==== AUSGANGSMATERIAL ====

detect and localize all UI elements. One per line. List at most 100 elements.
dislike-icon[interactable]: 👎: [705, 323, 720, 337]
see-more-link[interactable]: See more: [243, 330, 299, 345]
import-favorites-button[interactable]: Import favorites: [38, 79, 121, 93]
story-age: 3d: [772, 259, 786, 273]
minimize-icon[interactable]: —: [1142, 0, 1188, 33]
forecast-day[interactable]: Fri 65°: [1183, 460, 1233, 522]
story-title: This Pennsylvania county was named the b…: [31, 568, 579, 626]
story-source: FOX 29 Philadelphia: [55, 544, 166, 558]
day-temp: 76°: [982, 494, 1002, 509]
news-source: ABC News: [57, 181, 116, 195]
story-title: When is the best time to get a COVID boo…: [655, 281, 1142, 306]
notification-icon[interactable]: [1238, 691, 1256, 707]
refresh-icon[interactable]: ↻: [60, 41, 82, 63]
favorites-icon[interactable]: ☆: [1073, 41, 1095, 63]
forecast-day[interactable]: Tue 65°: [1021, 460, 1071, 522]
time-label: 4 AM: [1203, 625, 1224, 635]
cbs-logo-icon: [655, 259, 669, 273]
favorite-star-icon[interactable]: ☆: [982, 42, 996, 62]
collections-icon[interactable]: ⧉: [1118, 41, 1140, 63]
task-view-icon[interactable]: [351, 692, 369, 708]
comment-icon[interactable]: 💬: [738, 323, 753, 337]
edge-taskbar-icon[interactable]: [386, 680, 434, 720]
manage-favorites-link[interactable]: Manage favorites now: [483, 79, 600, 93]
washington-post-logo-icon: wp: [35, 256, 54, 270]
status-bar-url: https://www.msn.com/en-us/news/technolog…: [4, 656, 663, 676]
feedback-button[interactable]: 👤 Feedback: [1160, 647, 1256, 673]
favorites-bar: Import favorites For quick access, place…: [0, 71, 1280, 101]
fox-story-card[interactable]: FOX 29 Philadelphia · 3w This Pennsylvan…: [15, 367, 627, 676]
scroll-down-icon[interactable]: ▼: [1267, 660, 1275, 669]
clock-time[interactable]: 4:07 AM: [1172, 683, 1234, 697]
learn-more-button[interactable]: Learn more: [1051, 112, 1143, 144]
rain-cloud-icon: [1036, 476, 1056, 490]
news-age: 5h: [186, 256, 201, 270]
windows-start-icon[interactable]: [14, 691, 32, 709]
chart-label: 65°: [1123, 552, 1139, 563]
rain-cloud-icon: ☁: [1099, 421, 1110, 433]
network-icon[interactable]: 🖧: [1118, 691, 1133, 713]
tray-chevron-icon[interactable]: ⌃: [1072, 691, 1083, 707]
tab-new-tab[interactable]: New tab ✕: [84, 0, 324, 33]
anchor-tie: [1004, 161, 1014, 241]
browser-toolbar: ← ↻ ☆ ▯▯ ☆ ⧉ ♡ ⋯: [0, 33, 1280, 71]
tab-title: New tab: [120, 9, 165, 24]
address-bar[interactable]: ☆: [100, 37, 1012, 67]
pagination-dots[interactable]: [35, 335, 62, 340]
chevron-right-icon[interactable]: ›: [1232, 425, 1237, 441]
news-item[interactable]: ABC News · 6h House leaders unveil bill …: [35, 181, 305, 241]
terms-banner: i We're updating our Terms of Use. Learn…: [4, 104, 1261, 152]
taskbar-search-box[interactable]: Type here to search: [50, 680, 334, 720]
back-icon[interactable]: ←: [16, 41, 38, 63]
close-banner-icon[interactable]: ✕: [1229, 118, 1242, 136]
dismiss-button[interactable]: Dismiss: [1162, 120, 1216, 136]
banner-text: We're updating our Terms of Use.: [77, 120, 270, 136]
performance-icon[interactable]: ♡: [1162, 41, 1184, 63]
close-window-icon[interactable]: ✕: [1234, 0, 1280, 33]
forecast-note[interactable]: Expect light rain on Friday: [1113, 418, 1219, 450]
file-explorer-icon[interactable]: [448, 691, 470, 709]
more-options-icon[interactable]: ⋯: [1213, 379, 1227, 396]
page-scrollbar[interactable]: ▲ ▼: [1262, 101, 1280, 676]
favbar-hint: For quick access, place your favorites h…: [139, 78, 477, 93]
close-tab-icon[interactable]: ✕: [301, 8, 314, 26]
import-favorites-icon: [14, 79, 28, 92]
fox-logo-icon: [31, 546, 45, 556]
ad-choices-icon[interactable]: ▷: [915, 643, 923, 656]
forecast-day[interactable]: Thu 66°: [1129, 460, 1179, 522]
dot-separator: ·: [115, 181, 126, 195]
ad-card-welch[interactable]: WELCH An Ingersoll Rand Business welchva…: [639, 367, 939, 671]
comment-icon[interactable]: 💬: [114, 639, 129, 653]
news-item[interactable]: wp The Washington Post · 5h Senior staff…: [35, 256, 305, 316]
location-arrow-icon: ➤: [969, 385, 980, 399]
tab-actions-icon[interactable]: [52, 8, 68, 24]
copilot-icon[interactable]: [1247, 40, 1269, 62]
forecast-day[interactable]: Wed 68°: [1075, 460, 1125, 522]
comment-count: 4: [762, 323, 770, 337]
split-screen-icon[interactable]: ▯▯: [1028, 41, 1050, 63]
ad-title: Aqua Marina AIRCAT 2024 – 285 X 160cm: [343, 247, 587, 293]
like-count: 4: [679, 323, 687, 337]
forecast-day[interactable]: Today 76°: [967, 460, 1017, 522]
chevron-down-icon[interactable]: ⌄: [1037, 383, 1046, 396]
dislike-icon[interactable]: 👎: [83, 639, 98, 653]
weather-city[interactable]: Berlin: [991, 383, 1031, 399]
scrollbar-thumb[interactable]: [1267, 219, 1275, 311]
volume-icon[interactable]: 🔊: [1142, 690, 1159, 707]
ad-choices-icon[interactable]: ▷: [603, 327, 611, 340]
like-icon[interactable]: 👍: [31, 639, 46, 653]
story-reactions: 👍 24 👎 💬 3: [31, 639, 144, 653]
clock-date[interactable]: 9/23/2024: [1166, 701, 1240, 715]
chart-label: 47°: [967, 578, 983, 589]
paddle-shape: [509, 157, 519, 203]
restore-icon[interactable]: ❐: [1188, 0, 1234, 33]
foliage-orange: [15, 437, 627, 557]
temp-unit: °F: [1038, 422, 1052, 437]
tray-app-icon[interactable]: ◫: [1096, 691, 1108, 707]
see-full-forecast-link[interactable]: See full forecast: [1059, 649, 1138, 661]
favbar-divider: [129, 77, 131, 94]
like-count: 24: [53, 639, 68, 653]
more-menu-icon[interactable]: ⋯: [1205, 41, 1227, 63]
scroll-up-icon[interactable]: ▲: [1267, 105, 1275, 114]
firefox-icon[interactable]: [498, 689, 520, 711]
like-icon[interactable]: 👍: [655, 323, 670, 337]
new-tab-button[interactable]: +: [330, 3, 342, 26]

====

DIE AUFGABE. Schreiben Sie die Einträge buchstabengetreu ab, beginnend mit der ersten Zeile bis einschließlich der Zeile, die "news-source: ABC News: [57, 181, 116, 195]" enthält.

SCHRIFTLICHE ANTWORT.
detect and localize all UI elements. One per line. List at most 100 elements.
dislike-icon[interactable]: 👎: [705, 323, 720, 337]
see-more-link[interactable]: See more: [243, 330, 299, 345]
import-favorites-button[interactable]: Import favorites: [38, 79, 121, 93]
story-age: 3d: [772, 259, 786, 273]
minimize-icon[interactable]: —: [1142, 0, 1188, 33]
forecast-day[interactable]: Fri 65°: [1183, 460, 1233, 522]
story-title: This Pennsylvania county was named the b…: [31, 568, 579, 626]
story-source: FOX 29 Philadelphia: [55, 544, 166, 558]
day-temp: 76°: [982, 494, 1002, 509]
news-source: ABC News: [57, 181, 116, 195]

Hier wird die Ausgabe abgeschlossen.